Prompt:
Quote all of the entries word for word.

Data rows:
######

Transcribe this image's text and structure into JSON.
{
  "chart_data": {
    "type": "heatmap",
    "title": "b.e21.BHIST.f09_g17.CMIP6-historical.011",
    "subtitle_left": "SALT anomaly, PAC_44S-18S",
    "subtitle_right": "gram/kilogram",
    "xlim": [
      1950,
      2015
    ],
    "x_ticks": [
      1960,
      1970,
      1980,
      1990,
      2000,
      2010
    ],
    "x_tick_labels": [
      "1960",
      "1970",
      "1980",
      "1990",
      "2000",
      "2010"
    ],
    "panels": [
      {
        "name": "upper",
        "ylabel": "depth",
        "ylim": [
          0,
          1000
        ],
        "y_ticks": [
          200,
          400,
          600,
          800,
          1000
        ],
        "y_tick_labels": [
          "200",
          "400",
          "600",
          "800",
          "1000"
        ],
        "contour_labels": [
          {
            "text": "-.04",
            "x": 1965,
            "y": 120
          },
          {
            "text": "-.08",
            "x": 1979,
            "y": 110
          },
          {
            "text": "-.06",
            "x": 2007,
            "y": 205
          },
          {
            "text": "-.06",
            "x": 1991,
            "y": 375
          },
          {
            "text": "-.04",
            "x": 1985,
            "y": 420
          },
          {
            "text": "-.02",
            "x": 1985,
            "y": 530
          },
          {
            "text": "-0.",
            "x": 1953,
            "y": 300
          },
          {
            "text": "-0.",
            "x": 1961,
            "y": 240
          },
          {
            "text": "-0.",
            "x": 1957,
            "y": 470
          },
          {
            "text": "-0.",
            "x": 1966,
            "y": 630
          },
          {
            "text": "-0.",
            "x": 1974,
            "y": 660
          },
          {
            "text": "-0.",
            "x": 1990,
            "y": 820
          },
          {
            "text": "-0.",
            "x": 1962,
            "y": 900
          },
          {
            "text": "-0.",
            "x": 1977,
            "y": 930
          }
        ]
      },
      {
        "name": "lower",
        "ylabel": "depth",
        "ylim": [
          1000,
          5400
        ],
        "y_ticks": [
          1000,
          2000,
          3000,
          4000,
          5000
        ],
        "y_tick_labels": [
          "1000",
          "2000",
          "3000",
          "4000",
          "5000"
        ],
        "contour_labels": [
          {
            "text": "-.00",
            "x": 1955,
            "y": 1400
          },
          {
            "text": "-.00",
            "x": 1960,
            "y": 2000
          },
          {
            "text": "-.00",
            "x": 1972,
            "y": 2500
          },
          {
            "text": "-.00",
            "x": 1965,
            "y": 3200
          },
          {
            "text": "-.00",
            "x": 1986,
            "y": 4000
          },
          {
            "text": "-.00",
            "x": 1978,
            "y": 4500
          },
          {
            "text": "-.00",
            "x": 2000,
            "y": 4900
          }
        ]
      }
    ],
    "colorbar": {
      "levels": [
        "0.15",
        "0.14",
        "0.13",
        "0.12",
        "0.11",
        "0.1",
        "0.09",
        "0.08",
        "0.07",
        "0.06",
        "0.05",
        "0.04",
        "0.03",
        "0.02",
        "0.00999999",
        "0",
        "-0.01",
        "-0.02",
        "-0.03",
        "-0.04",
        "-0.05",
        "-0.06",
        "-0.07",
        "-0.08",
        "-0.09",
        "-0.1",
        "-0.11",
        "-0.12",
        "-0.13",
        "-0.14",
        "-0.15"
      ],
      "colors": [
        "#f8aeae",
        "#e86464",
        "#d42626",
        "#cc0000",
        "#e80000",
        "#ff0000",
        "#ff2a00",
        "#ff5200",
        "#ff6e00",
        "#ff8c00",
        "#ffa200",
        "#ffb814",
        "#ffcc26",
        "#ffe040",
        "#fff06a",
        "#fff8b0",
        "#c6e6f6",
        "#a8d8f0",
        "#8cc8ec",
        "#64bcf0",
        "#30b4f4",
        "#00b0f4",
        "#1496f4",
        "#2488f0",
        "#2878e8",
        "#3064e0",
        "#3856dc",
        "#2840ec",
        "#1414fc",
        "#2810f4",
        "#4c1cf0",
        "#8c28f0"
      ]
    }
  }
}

######

In response:
Transcribe this image's text and structure into JSON.
{
  "chart_data": {
    "type": "heatmap",
    "title": "b.e21.BHIST.f09_g17.CMIP6-historical.011",
    "subtitle_left": "SALT anomaly, PAC_44S-18S",
    "subtitle_right": "gram/kilogram",
    "xlim": [
      1950,
      2015
    ],
    "x_ticks": [
      1960,
      1970,
      1980,
      1990,
      2000,
      2010
    ],
    "x_tick_labels": [
      "1960",
      "1970",
      "1980",
      "1990",
      "2000",
      "2010"
    ],
    "panels": [
      {
        "name": "upper",
        "ylabel": "depth",
        "ylim": [
          0,
          1000
        ],
        "y_ticks": [
          200,
          400,
          600,
          800,
          1000
        ],
        "y_tick_labels": [
          "200",
          "400",
          "600",
          "800",
          "1000"
        ],
        "contour_labels": [
          {
            "text": "-.04",
            "x": 1965,
            "y": 120
          },
          {
            "text": "-.08",
            "x": 1979,
            "y": 110
          },
          {
            "text": "-.06",
            "x": 2007,
            "y": 205
          },
          {
            "text": "-.06",
            "x": 1991,
            "y": 375
          },
          {
            "text": "-.04",
            "x": 1985,
            "y": 420
          },
          {
            "text": "-.02",
            "x": 1985,
            "y": 530
          },
          {
            "text": "-0.",
            "x": 1953,
            "y": 300
          },
          {
            "text": "-0.",
            "x": 1961,
            "y": 240
          },
          {
            "text": "-0.",
            "x": 1957,
            "y": 470
          },
          {
            "text": "-0.",
            "x": 1966,
            "y": 630
          },
          {
            "text": "-0.",
            "x": 1974,
            "y": 660
          },
          {
            "text": "-0.",
            "x": 1990,
            "y": 820
          },
          {
            "text": "-0.",
            "x": 1962,
            "y": 900
          },
          {
            "text": "-0.",
            "x": 1977,
            "y": 930
          }
        ]
      },
      {
        "name": "lower",
        "ylabel": "depth",
        "ylim": [
          1000,
          5400
        ],
        "y_ticks": [
          1000,
          2000,
          3000,
          4000,
          5000
        ],
        "y_tick_labels": [
          "1000",
          "2000",
          "3000",
          "4000",
          "5000"
        ],
        "contour_labels": [
          {
            "text": "-.00",
            "x": 1955,
            "y": 1400
          },
          {
            "text": "-.00",
            "x": 1960,
            "y": 2000
          },
          {
            "text": "-.00",
            "x": 1972,
            "y": 2500
          },
          {
            "text": "-.00",
            "x": 1965,
            "y": 3200
          },
          {
            "text": "-.00",
            "x": 1986,
            "y": 4000
          },
          {
            "text": "-.00",
            "x": 1978,
            "y": 4500
          },
          {
            "text": "-.00",
            "x": 2000,
            "y": 4900
          }
        ]
      }
    ],
    "colorbar": {
      "levels": [
        "0.15",
        "0.14",
        "0.13",
        "0.12",
        "0.11",
        "0.1",
        "0.09",
        "0.08",
        "0.07",
        "0.06",
        "0.05",
        "0.04",
        "0.03",
        "0.02",
        "0.00999999",
        "0",
        "-0.01",
        "-0.02",
        "-0.03",
        "-0.04",
        "-0.05",
        "-0.06",
        "-0.07",
        "-0.08",
        "-0.09",
        "-0.1",
        "-0.11",
        "-0.12",
        "-0.13",
        "-0.14",
        "-0.15"
      ],
      "colors": [
        "#f8aeae",
        "#e86464",
        "#d42626",
        "#cc0000",
        "#e80000",
        "#ff0000",
        "#ff2a00",
        "#ff5200",
        "#ff6e00",
        "#ff8c00",
        "#ffa200",
        "#ffb814",
        "#ffcc26",
        "#ffe040",
        "#fff06a",
        "#fff8b0",
        "#c6e6f6",
        "#a8d8f0",
        "#8cc8ec",
        "#64bcf0",
        "#30b4f4",
        "#00b0f4",
        "#1496f4",
        "#2488f0",
        "#2878e8",
        "#3064e0",
        "#3856dc",
        "#2840ec",
        "#1414fc",
        "#2810f4",
        "#4c1cf0",
        "#8c28f0"
      ]
    }
  }
}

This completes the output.